• [TASK TO COMPLETE]: From the entries that follow, pick out all lines holding "покрытия".

• [Data excerpts]:
┄┄┄┄┄┄
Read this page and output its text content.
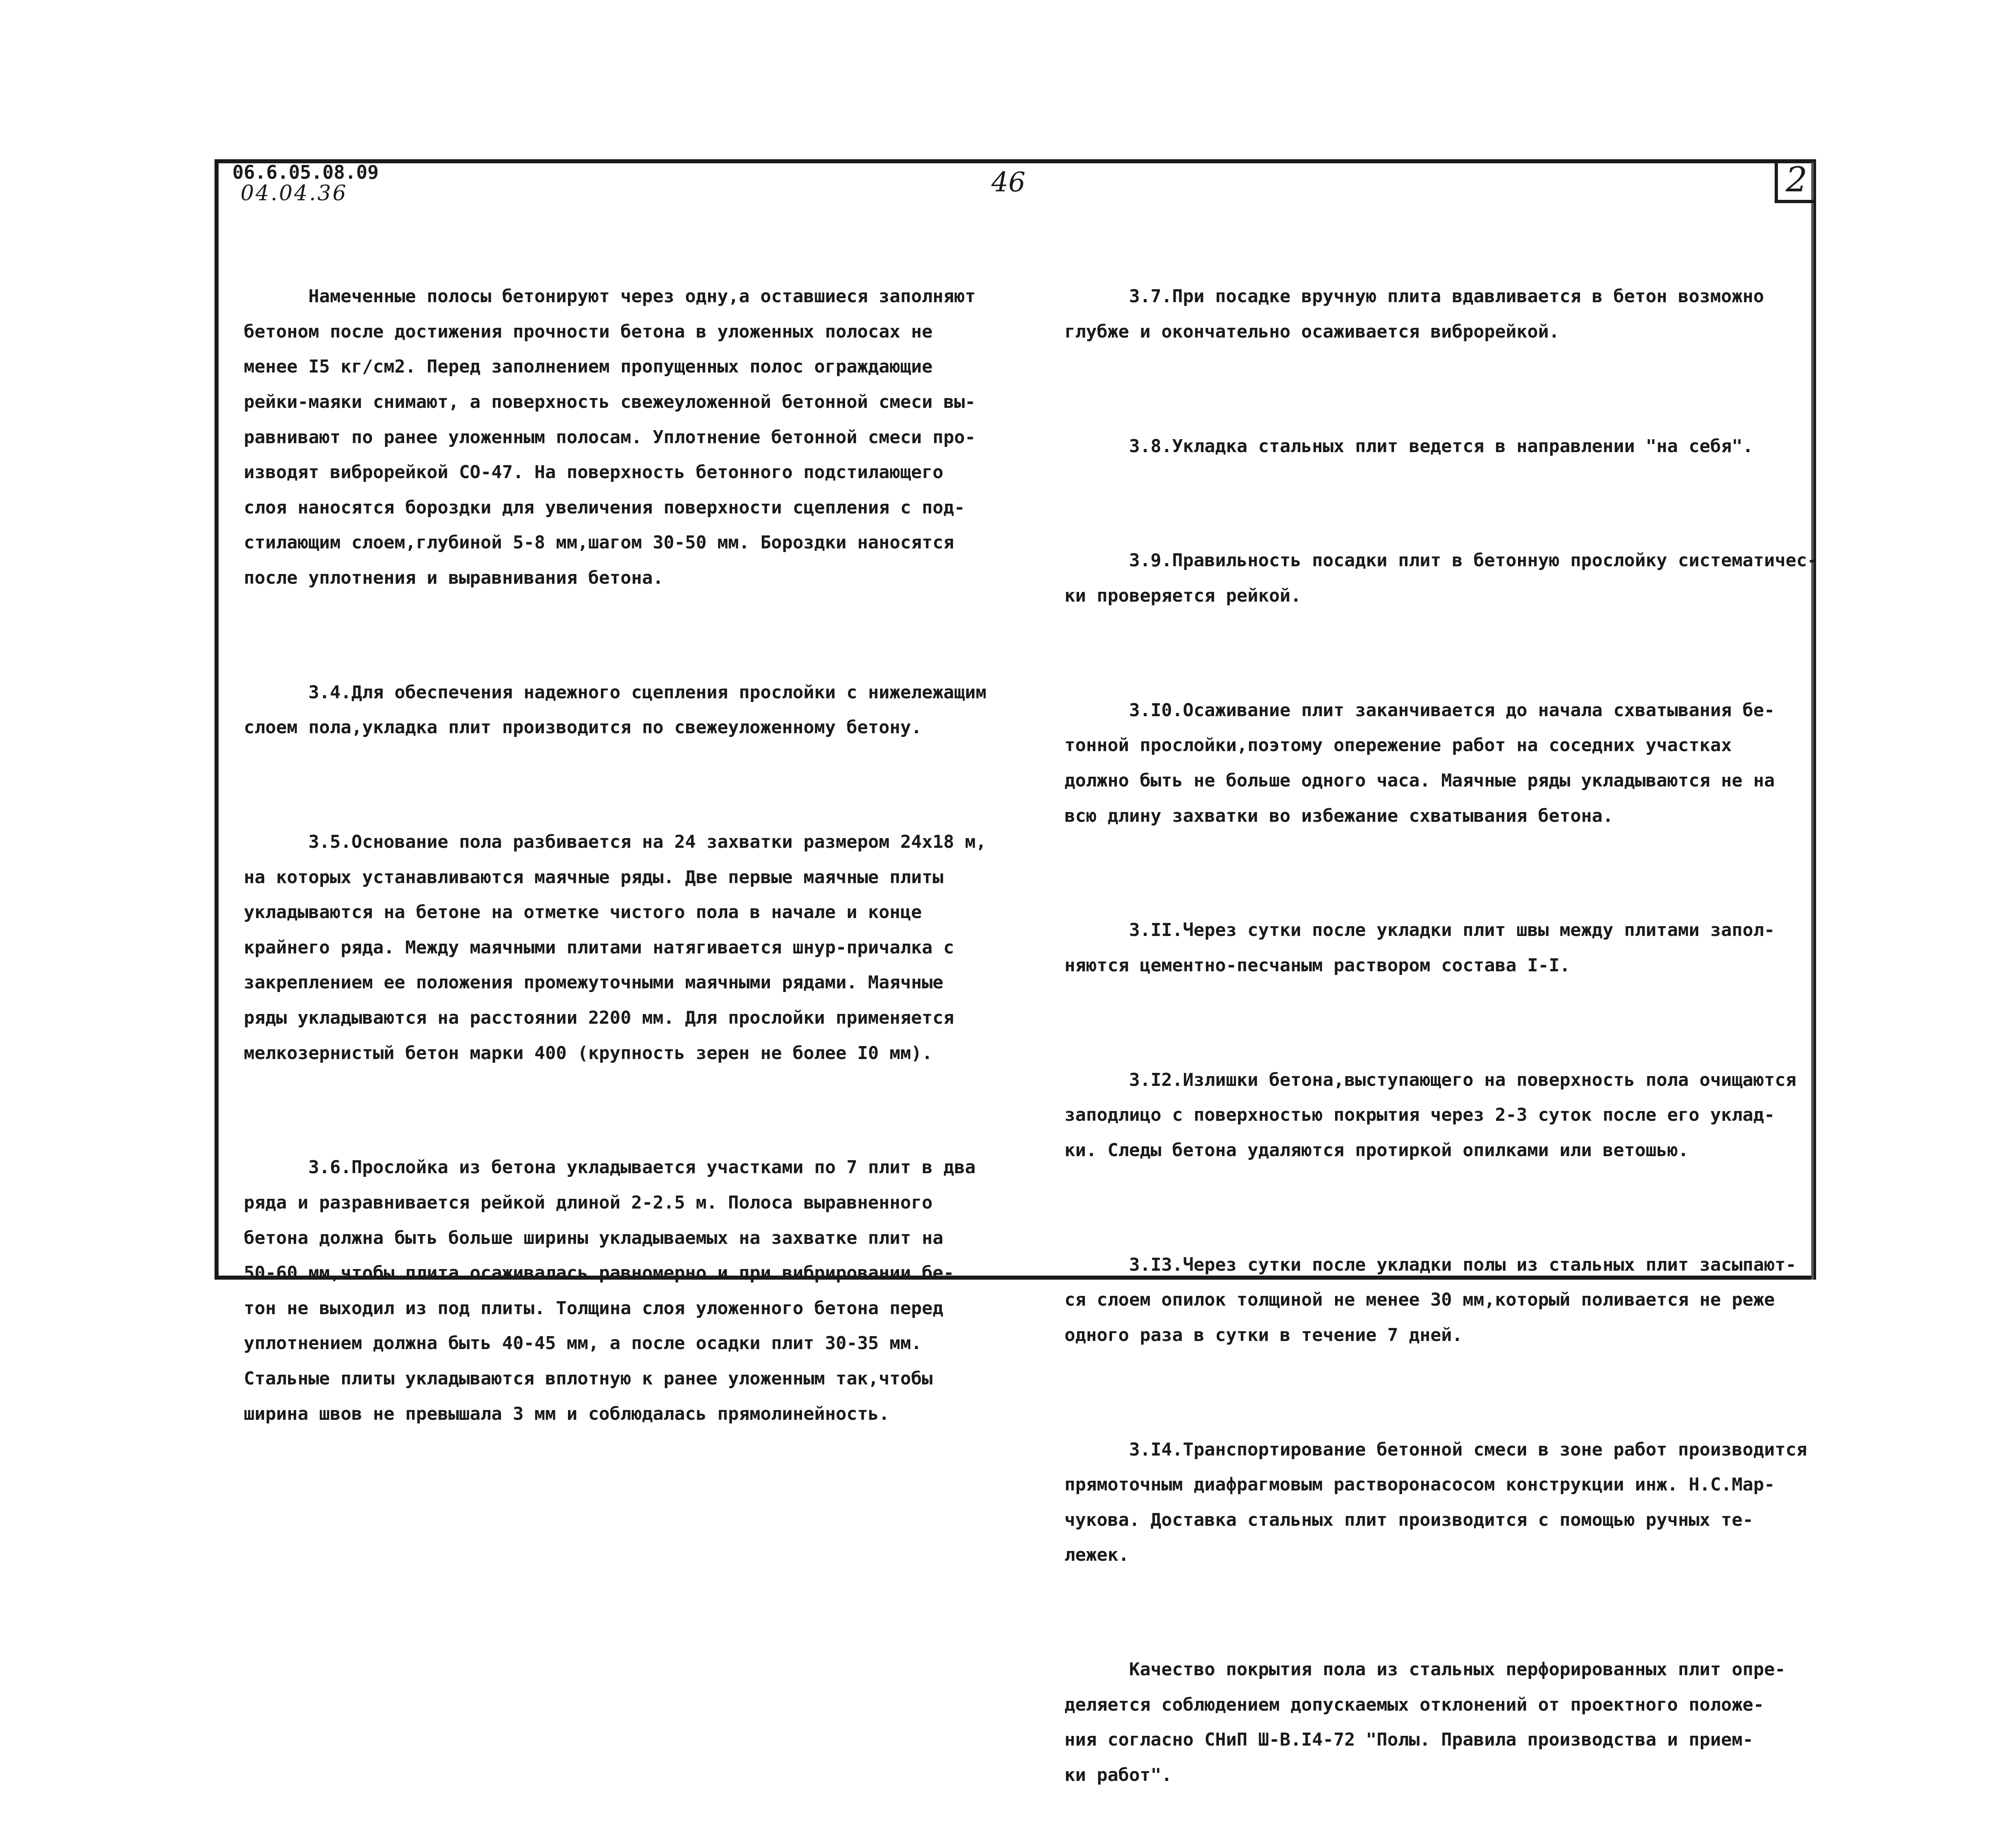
06.6.05.08.09
04.04.36	46	2

Намеченные полосы бетонируют через одну,а оставшиеся заполняют
бетоном после достижения прочности бетона в уложенных полосах не
менее I5 кг/см2. Перед заполнением пропущенных полос ограждающие
рейки-маяки снимают, а поверхность свежеуложенной бетонной смеси вы-
равнивают по ранее уложенным полосам. Уплотнение бетонной смеси про-
изводят виброрейкой СО-47. На поверхность бетонного подстилающего
слоя наносятся бороздки для увеличения поверхности сцепления с под-
стилающим слоем,глубиной 5-8 мм,шагом 30-50 мм. Бороздки наносятся
после уплотнения и выравнивания бетона.

3.4.Для обеспечения надежного сцепления прослойки с нижележащим
слоем пола,укладка плит производится по свежеуложенному бетону.

3.5.Основание пола разбивается на 24 захватки размером 24х18 м,
на которых устанавливаются маячные ряды. Две первые маячные плиты
укладываются на бетоне на отметке чистого пола в начале и конце
крайнего ряда. Между маячными плитами натягивается шнур-причалка с
закреплением ее положения промежуточными маячными рядами. Маячные
ряды укладываются на расстоянии 2200 мм. Для прослойки применяется
мелкозернистый бетон марки 400 (крупность зерен не более I0 мм).

3.6.Прослойка из бетона укладывается участками по 7 плит в два
ряда и разравнивается рейкой длиной 2-2.5 м. Полоса выравненного
бетона должна быть больше ширины укладываемых на захватке плит на
50-60 мм,чтобы плита осаживалась равномерно и при вибрировании бе-
тон не выходил из под плиты. Толщина слоя уложенного бетона перед
уплотнением должна быть 40-45 мм, а после осадки плит 30-35 мм.
Стальные плиты укладываются вплотную к ранее уложенным так,чтобы
ширина швов не превышала 3 мм и соблюдалась прямолинейность.

3.7.При посадке вручную плита вдавливается в бетон возможно
глубже и окончательно осаживается виброрейкой.

3.8.Укладка стальных плит ведется в направлении "на себя".

3.9.Правильность посадки плит в бетонную прослойку систематичес-
ки проверяется рейкой.

3.I0.Осаживание плит заканчивается до начала схватывания бе-
тонной прослойки,поэтому опережение работ на соседних участках
должно быть не больше одного часа. Маячные ряды укладываются не на
всю длину захватки во избежание схватывания бетона.

3.II.Через сутки после укладки плит швы между плитами запол-
няются цементно-песчаным раствором состава I-I.

3.I2.Излишки бетона,выступающего на поверхность пола очищаются
заподлицо с поверхностью покрытия через 2-3 суток после его уклад-
ки. Следы бетона удаляются протиркой опилками или ветошью.

3.I3.Через сутки после укладки полы из стальных плит засыпают-
ся слоем опилок толщиной не менее 30 мм,который поливается не реже
одного раза в сутки в течение 7 дней.

3.I4.Транспортирование бетонной смеси в зоне работ производится
прямоточным диафрагмовым растворонасосом конструкции инж. Н.С.Мар-
чукова. Доставка стальных плит производится с помощью ручных те-
лежек.

Качество покрытия пола из стальных перфорированных плит опре-
деляется соблюдением допускаемых отклонений от проектного положе-
ния согласно СНиП Ш-В.I4-72 "Полы. Правила производства и прием-
ки работ".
┄┄┄┄┄┄
• [WRITTEN RESPONSE]:
заподлицо с поверхностью покрытия через 2-3 суток после его уклад-
Качество покрытия пола из стальных перфорированных плит опре-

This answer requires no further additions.